*DESCRIPTION OF THE TASK:* Every entry must be duplicated precisely as written.

*INFORMATION SHOWN:*
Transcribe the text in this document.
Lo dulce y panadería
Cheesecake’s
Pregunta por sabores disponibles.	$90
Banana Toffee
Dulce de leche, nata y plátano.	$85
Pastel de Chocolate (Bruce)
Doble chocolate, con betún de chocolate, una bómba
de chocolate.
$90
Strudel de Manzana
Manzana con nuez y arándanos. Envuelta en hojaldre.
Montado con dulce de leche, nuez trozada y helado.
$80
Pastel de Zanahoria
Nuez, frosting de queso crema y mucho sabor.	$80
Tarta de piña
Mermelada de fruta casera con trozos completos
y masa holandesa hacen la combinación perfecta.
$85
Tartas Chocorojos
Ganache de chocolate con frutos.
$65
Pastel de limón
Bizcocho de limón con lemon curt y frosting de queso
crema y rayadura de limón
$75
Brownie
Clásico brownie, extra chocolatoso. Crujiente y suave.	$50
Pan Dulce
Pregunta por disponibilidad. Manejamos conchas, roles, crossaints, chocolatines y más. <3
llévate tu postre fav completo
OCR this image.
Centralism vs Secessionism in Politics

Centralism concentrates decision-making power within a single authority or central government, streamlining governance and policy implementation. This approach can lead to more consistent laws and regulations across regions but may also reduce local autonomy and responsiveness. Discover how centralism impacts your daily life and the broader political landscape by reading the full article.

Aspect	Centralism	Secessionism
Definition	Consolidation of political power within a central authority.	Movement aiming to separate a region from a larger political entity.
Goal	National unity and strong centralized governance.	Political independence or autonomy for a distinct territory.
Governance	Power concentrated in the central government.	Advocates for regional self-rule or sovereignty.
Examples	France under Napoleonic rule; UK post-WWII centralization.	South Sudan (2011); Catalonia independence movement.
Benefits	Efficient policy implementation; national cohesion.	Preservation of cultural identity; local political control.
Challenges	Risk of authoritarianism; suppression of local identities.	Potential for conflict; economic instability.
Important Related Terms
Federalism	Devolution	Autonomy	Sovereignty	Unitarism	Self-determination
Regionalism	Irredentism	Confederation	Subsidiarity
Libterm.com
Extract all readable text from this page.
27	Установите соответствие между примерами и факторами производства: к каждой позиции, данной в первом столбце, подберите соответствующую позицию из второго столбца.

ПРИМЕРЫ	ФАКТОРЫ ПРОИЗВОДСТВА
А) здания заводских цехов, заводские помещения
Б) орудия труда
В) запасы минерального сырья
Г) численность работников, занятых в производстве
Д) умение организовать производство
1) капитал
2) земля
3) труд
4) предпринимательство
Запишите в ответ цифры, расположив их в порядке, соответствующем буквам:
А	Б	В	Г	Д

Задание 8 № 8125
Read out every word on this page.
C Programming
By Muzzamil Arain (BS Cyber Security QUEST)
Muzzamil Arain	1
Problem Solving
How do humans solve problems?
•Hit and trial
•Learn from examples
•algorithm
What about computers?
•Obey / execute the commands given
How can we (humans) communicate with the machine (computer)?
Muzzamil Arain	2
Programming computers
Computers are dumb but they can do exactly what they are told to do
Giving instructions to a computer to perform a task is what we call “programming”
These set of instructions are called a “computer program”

*THE COMPLETED TASK:*
Transcribe the text in this document.
Lo dulce y panadería
Cheesecake’s
Pregunta por sabores disponibles.	$90
Banana Toffee
Dulce de leche, nata y plátano.	$85
Pastel de Chocolate (Bruce)
Doble chocolate, con betún de chocolate, una bómba
de chocolate.
$90
Strudel de Manzana
Manzana con nuez y arándanos. Envuelta en hojaldre.
Montado con dulce de leche, nuez trozada y helado.
$80
Pastel de Zanahoria
Nuez, frosting de queso crema y mucho sabor.	$80
Tarta de piña
Mermelada de fruta casera con trozos completos
y masa holandesa hacen la combinación perfecta.
$85
Tartas Chocorojos
Ganache de chocolate con frutos.
$65
Pastel de limón
Bizcocho de limón con lemon curt y frosting de queso
crema y rayadura de limón
$75
Brownie
Clásico brownie, extra chocolatoso. Crujiente y suave.	$50
Pan Dulce
Pregunta por disponibilidad. Manejamos conchas, roles, crossaints, chocolatines y más. <3
llévate tu postre fav completo
OCR this image.
Centralism vs Secessionism in Politics

Centralism concentrates decision-making power within a single authority or central government, streamlining governance and policy implementation. This approach can lead to more consistent laws and regulations across regions but may also reduce local autonomy and responsiveness. Discover how centralism impacts your daily life and the broader political landscape by reading the full article.

Aspect	Centralism	Secessionism
Definition	Consolidation of political power within a central authority.	Movement aiming to separate a region from a larger political entity.
Goal	National unity and strong centralized governance.	Political independence or autonomy for a distinct territory.
Governance	Power concentrated in the central government.	Advocates for regional self-rule or sovereignty.
Examples	France under Napoleonic rule; UK post-WWII centralization.	South Sudan (2011); Catalonia independence movement.
Benefits	Efficient policy implementation; national cohesion.	Preservation of cultural identity; local political control.
Challenges	Risk of authoritarianism; suppression of local identities.	Potential for conflict; economic instability.
Important Related Terms
Federalism	Devolution	Autonomy	Sovereignty	Unitarism	Self-determination
Regionalism	Irredentism	Confederation	Subsidiarity
Libterm.com
Extract all readable text from this page.
27	Установите соответствие между примерами и факторами производства: к каждой позиции, данной в первом столбце, подберите соответствующую позицию из второго столбца.

ПРИМЕРЫ	ФАКТОРЫ ПРОИЗВОДСТВА
А) здания заводских цехов, заводские помещения
Б) орудия труда
В) запасы минерального сырья
Г) численность работников, занятых в производстве
Д) умение организовать производство
1) капитал
2) земля
3) труд
4) предпринимательство
Запишите в ответ цифры, расположив их в порядке, соответствующем буквам:
А	Б	В	Г	Д

Задание 8 № 8125
Read out every word on this page.
C Programming
By Muzzamil Arain (BS Cyber Security QUEST)
Muzzamil Arain	1
Problem Solving
How do humans solve problems?
•Hit and trial
•Learn from examples
•algorithm
What about computers?
•Obey / execute the commands given
How can we (humans) communicate with the machine (computer)?
Muzzamil Arain	2
Programming computers
Computers are dumb but they can do exactly what they are told to do
Giving instructions to a computer to perform a task is what we call “programming”
These set of instructions are called a “computer program”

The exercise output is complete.